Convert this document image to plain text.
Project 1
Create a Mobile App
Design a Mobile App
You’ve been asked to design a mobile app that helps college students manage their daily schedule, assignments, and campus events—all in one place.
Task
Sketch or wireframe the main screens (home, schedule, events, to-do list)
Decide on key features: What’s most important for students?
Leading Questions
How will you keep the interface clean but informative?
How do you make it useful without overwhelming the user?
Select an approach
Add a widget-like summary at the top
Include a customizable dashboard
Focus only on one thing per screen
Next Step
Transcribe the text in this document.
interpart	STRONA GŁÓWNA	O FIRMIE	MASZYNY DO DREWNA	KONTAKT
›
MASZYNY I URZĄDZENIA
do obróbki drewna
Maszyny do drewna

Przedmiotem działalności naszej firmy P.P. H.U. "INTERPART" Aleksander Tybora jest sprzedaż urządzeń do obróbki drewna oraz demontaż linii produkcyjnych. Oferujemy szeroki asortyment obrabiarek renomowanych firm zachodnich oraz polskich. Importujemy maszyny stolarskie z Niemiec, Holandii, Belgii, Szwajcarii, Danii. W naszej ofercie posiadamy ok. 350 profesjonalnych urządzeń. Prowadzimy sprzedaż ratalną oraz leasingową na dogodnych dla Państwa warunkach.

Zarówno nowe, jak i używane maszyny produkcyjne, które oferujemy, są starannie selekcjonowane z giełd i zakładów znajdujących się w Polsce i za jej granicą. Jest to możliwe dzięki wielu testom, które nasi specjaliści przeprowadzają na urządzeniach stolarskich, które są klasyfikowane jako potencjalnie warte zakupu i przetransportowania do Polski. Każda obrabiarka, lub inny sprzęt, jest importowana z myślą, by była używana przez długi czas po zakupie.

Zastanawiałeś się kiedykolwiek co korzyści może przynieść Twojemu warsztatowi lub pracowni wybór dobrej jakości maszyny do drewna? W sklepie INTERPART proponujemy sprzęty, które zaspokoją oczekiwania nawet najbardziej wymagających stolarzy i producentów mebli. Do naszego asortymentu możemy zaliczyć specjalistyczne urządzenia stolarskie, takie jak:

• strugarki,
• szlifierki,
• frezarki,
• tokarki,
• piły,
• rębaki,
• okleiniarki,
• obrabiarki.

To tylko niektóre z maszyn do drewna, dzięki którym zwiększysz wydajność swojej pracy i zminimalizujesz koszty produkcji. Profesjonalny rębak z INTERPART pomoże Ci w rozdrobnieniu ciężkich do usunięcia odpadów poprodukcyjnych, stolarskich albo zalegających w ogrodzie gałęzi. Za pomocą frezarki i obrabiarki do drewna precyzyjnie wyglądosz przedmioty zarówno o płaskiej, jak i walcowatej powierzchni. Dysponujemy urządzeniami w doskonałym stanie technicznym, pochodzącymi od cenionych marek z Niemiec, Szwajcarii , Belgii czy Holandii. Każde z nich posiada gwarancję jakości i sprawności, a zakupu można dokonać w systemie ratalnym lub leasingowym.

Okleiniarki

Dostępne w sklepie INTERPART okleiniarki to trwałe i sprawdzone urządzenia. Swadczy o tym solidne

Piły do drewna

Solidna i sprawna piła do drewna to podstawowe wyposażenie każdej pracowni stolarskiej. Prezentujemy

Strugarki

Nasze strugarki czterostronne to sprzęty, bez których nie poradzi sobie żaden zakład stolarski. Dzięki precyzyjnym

────

§ WHAT TO PRODUCE
Nothing should be changed: write out all of the data as is.

§ ANSWER TO THIS EXERCISE
Convert this document image to plain text.
Project 1
Create a Mobile App
Design a Mobile App
You’ve been asked to design a mobile app that helps college students manage their daily schedule, assignments, and campus events—all in one place.
Task
Sketch or wireframe the main screens (home, schedule, events, to-do list)
Decide on key features: What’s most important for students?
Leading Questions
How will you keep the interface clean but informative?
How do you make it useful without overwhelming the user?
Select an approach
Add a widget-like summary at the top
Include a customizable dashboard
Focus only on one thing per screen
Next Step
Transcribe the text in this document.
interpart	STRONA GŁÓWNA	O FIRMIE	MASZYNY DO DREWNA	KONTAKT
›
MASZYNY I URZĄDZENIA
do obróbki drewna
Maszyny do drewna

Przedmiotem działalności naszej firmy P.P. H.U. "INTERPART" Aleksander Tybora jest sprzedaż urządzeń do obróbki drewna oraz demontaż linii produkcyjnych. Oferujemy szeroki asortyment obrabiarek renomowanych firm zachodnich oraz polskich. Importujemy maszyny stolarskie z Niemiec, Holandii, Belgii, Szwajcarii, Danii. W naszej ofercie posiadamy ok. 350 profesjonalnych urządzeń. Prowadzimy sprzedaż ratalną oraz leasingową na dogodnych dla Państwa warunkach.

Zarówno nowe, jak i używane maszyny produkcyjne, które oferujemy, są starannie selekcjonowane z giełd i zakładów znajdujących się w Polsce i za jej granicą. Jest to możliwe dzięki wielu testom, które nasi specjaliści przeprowadzają na urządzeniach stolarskich, które są klasyfikowane jako potencjalnie warte zakupu i przetransportowania do Polski. Każda obrabiarka, lub inny sprzęt, jest importowana z myślą, by była używana przez długi czas po zakupie.

Zastanawiałeś się kiedykolwiek co korzyści może przynieść Twojemu warsztatowi lub pracowni wybór dobrej jakości maszyny do drewna? W sklepie INTERPART proponujemy sprzęty, które zaspokoją oczekiwania nawet najbardziej wymagających stolarzy i producentów mebli. Do naszego asortymentu możemy zaliczyć specjalistyczne urządzenia stolarskie, takie jak:

• strugarki,
• szlifierki,
• frezarki,
• tokarki,
• piły,
• rębaki,
• okleiniarki,
• obrabiarki.

To tylko niektóre z maszyn do drewna, dzięki którym zwiększysz wydajność swojej pracy i zminimalizujesz koszty produkcji. Profesjonalny rębak z INTERPART pomoże Ci w rozdrobnieniu ciężkich do usunięcia odpadów poprodukcyjnych, stolarskich albo zalegających w ogrodzie gałęzi. Za pomocą frezarki i obrabiarki do drewna precyzyjnie wyglądosz przedmioty zarówno o płaskiej, jak i walcowatej powierzchni. Dysponujemy urządzeniami w doskonałym stanie technicznym, pochodzącymi od cenionych marek z Niemiec, Szwajcarii , Belgii czy Holandii. Każde z nich posiada gwarancję jakości i sprawności, a zakupu można dokonać w systemie ratalnym lub leasingowym.

Okleiniarki

Dostępne w sklepie INTERPART okleiniarki to trwałe i sprawdzone urządzenia. Swadczy o tym solidne

Piły do drewna

Solidna i sprawna piła do drewna to podstawowe wyposażenie każdej pracowni stolarskiej. Prezentujemy

Strugarki

Nasze strugarki czterostronne to sprzęty, bez których nie poradzi sobie żaden zakład stolarski. Dzięki precyzyjnym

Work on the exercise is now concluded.